_EXERCISE OBJECTIVE_.
Return each line of the listing that contains the string "label".

━━━━

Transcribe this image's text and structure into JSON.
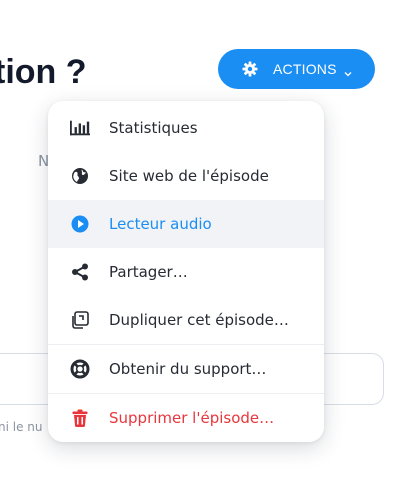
{
  "page": {
    "title": "tion ?",
    "bg_text_n": "N",
    "bg_hint": "ni le nu"
  },
  "actions": {
    "label": "ACTIONS",
    "icon": "gear-icon",
    "color": "#1b8ef3"
  },
  "menu": {
    "items": [
      {
        "label": "Statistiques",
        "icon": "bar-chart-icon"
      },
      {
        "label": "Site web de l'épisode",
        "icon": "globe-icon"
      },
      {
        "label": "Lecteur audio",
        "icon": "play-icon",
        "active": true,
        "color": "#1b8ef3"
      },
      {
        "label": "Partager…",
        "icon": "share-icon"
      },
      {
        "label": "Dupliquer cet épisode…",
        "icon": "duplicate-icon"
      },
      {
        "label": "Obtenir du support…",
        "icon": "lifebuoy-icon"
      },
      {
        "label": "Supprimer l'épisode…",
        "icon": "trash-icon",
        "color": "#e8363d"
      }
    ]
  }
}
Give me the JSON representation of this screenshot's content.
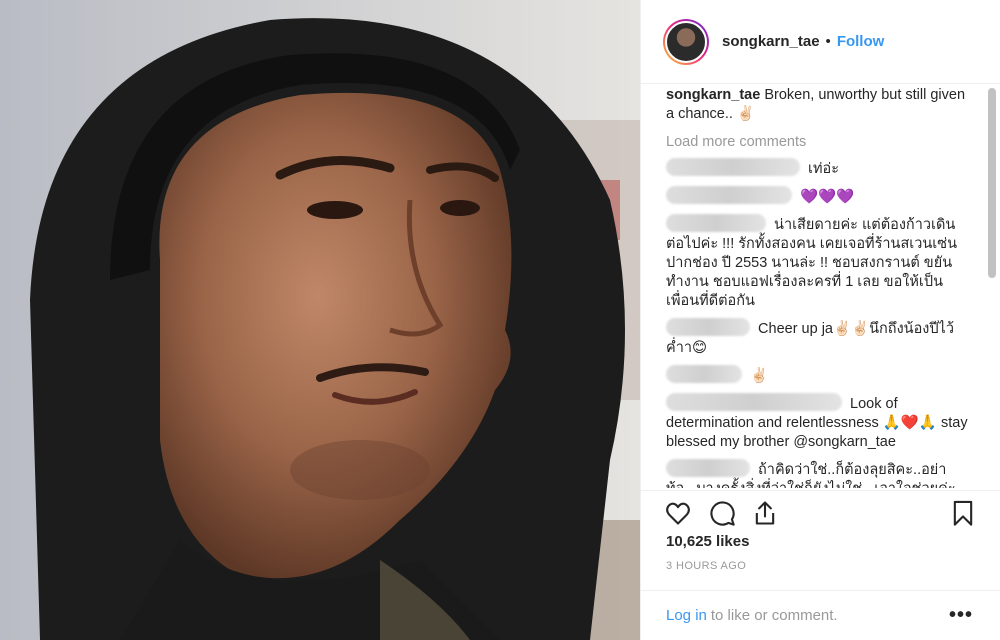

━━━━

_OUTPUT OF THE EXERCISE_.
    "label": "ACTIONS",
        "label": "Statistiques",
        "label": "Site web de l'épisode",
        "label": "Lecteur audio",
        "label": "Partager…",
        "label": "Dupliquer cet épisode…",
        "label": "Obtenir du support…",
        "label": "Supprimer l'épisode…",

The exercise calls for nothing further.